Return the whole listing, keeping every character the same.

— START —

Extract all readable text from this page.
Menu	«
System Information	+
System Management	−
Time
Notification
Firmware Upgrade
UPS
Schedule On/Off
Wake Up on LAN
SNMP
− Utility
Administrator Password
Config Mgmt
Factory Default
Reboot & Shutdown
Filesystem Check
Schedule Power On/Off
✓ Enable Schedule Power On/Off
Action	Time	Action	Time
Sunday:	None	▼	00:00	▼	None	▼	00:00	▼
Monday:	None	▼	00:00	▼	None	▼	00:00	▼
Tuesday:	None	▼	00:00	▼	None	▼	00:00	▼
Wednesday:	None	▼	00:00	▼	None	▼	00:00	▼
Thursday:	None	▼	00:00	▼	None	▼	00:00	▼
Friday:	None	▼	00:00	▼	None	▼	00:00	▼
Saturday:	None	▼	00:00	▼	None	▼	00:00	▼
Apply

— END —

EXPECTED ANSWER:
Extract all readable text from this page.
Menu	«
System Information	+
System Management	−
Time
Notification
Firmware Upgrade
UPS
Schedule On/Off
Wake Up on LAN
SNMP
− Utility
Administrator Password
Config Mgmt
Factory Default
Reboot & Shutdown
Filesystem Check
Schedule Power On/Off
✓ Enable Schedule Power On/Off
Action	Time	Action	Time
Sunday:	None	▼	00:00	▼	None	▼	00:00	▼
Monday:	None	▼	00:00	▼	None	▼	00:00	▼
Tuesday:	None	▼	00:00	▼	None	▼	00:00	▼
Wednesday:	None	▼	00:00	▼	None	▼	00:00	▼
Thursday:	None	▼	00:00	▼	None	▼	00:00	▼
Friday:	None	▼	00:00	▼	None	▼	00:00	▼
Saturday:	None	▼	00:00	▼	None	▼	00:00	▼
Apply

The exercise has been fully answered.